* **RAW RECORDS**
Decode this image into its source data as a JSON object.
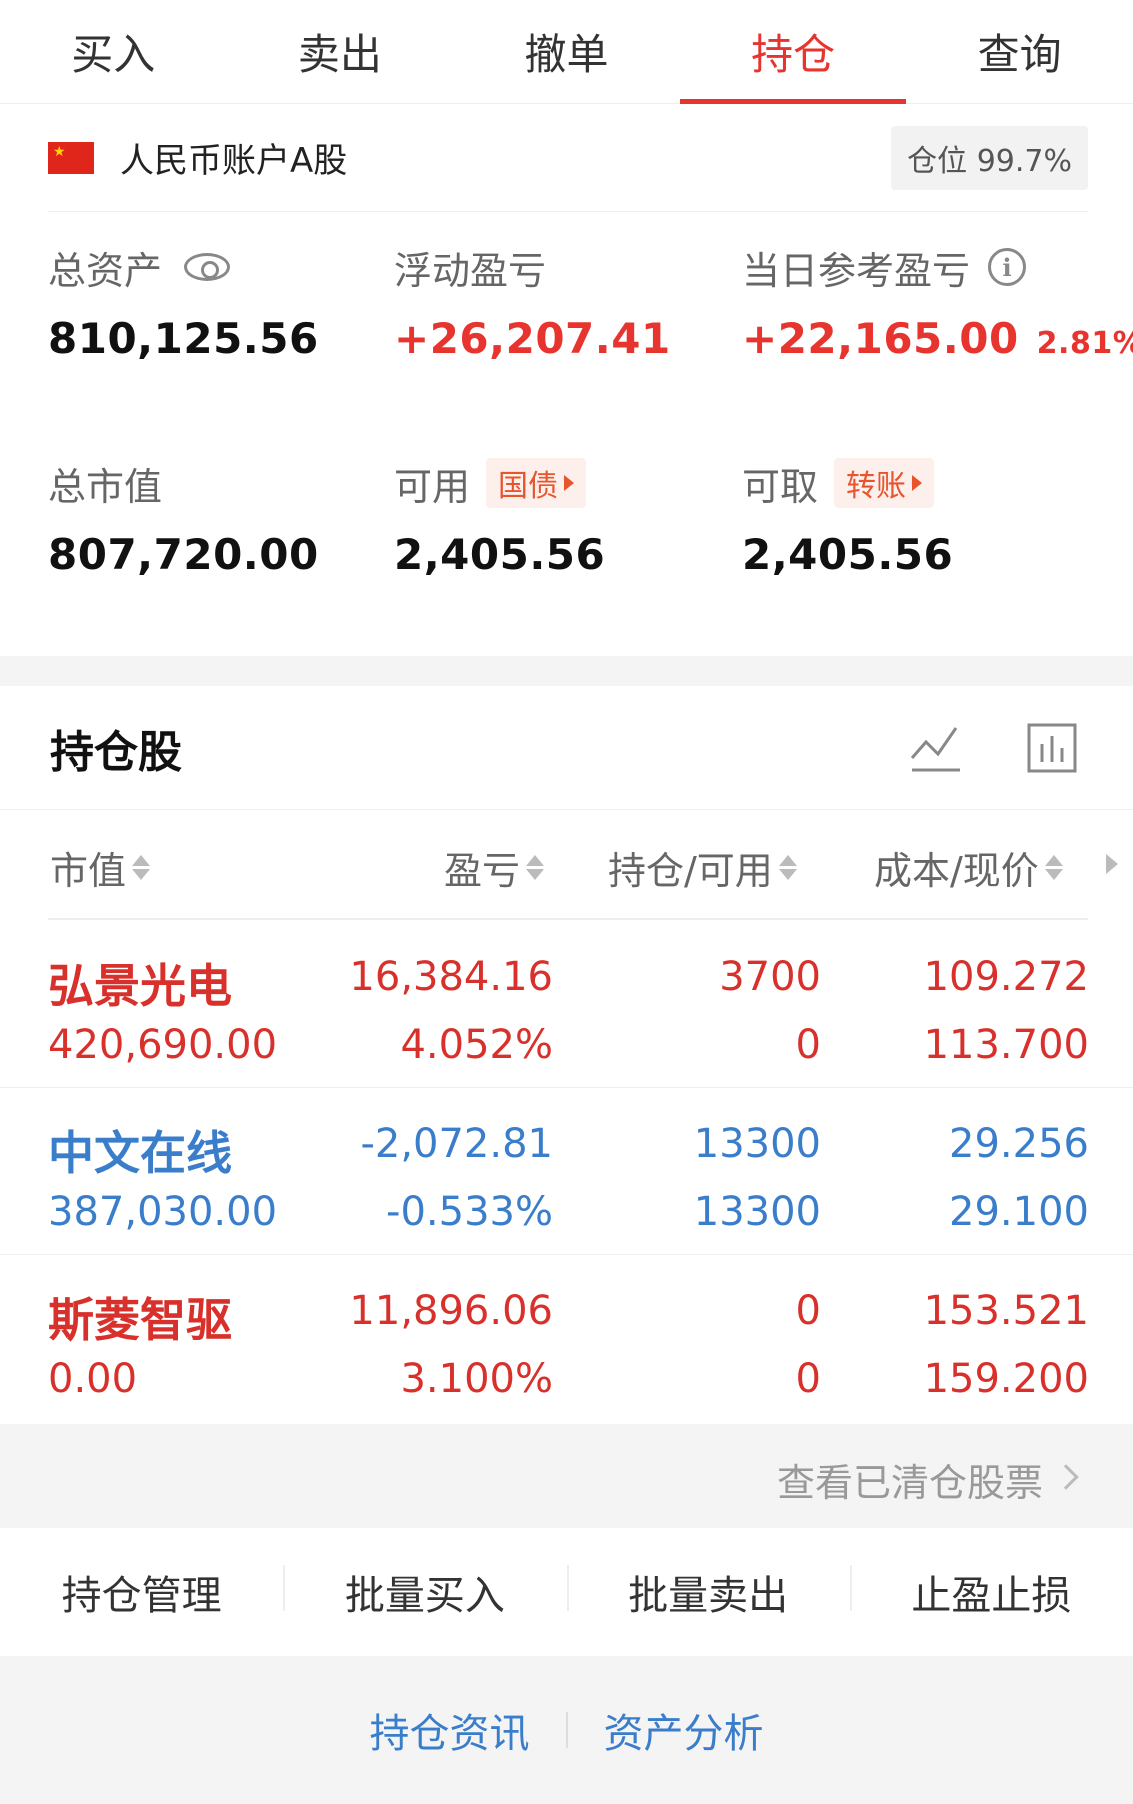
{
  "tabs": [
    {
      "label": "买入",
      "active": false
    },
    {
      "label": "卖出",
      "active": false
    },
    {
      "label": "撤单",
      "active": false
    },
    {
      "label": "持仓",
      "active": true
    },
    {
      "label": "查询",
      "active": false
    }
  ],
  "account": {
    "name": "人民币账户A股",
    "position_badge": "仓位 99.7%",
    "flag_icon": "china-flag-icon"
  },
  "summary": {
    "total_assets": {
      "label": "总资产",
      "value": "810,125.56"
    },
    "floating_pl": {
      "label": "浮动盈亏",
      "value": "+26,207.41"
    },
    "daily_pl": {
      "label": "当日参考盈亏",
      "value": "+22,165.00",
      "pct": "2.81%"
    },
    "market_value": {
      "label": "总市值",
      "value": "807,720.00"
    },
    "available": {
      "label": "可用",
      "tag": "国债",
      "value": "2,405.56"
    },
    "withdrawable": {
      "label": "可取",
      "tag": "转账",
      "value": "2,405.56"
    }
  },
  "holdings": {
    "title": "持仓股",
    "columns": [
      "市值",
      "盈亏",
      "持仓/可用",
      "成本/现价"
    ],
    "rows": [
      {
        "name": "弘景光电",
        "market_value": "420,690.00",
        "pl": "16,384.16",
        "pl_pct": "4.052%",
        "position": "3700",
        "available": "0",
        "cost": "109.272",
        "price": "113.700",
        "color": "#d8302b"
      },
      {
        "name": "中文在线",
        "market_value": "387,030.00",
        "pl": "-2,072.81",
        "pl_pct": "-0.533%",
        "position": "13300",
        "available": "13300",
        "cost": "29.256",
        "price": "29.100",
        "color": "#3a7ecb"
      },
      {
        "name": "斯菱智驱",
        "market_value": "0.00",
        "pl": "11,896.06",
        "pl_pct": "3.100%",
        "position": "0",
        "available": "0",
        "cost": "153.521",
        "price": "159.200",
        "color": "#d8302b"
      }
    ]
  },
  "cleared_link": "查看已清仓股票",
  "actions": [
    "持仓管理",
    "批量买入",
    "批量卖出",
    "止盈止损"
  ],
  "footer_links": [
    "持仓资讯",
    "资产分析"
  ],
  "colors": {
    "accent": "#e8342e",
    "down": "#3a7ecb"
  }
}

* **WHAT IS BEING ASKED**
The records above are to be restated exactly, without their pictures.

* **THE OUTPUT**
Decode this image into its source data as a JSON object.
{
  "tabs": [
    {
      "label": "买入",
      "active": false
    },
    {
      "label": "卖出",
      "active": false
    },
    {
      "label": "撤单",
      "active": false
    },
    {
      "label": "持仓",
      "active": true
    },
    {
      "label": "查询",
      "active": false
    }
  ],
  "account": {
    "name": "人民币账户A股",
    "position_badge": "仓位 99.7%",
    "flag_icon": "china-flag-icon"
  },
  "summary": {
    "total_assets": {
      "label": "总资产",
      "value": "810,125.56"
    },
    "floating_pl": {
      "label": "浮动盈亏",
      "value": "+26,207.41"
    },
    "daily_pl": {
      "label": "当日参考盈亏",
      "value": "+22,165.00",
      "pct": "2.81%"
    },
    "market_value": {
      "label": "总市值",
      "value": "807,720.00"
    },
    "available": {
      "label": "可用",
      "tag": "国债",
      "value": "2,405.56"
    },
    "withdrawable": {
      "label": "可取",
      "tag": "转账",
      "value": "2,405.56"
    }
  },
  "holdings": {
    "title": "持仓股",
    "columns": [
      "市值",
      "盈亏",
      "持仓/可用",
      "成本/现价"
    ],
    "rows": [
      {
        "name": "弘景光电",
        "market_value": "420,690.00",
        "pl": "16,384.16",
        "pl_pct": "4.052%",
        "position": "3700",
        "available": "0",
        "cost": "109.272",
        "price": "113.700",
        "color": "#d8302b"
      },
      {
        "name": "中文在线",
        "market_value": "387,030.00",
        "pl": "-2,072.81",
        "pl_pct": "-0.533%",
        "position": "13300",
        "available": "13300",
        "cost": "29.256",
        "price": "29.100",
        "color": "#3a7ecb"
      },
      {
        "name": "斯菱智驱",
        "market_value": "0.00",
        "pl": "11,896.06",
        "pl_pct": "3.100%",
        "position": "0",
        "available": "0",
        "cost": "153.521",
        "price": "159.200",
        "color": "#d8302b"
      }
    ]
  },
  "cleared_link": "查看已清仓股票",
  "actions": [
    "持仓管理",
    "批量买入",
    "批量卖出",
    "止盈止损"
  ],
  "footer_links": [
    "持仓资讯",
    "资产分析"
  ],
  "colors": {
    "accent": "#e8342e",
    "down": "#3a7ecb"
  }
}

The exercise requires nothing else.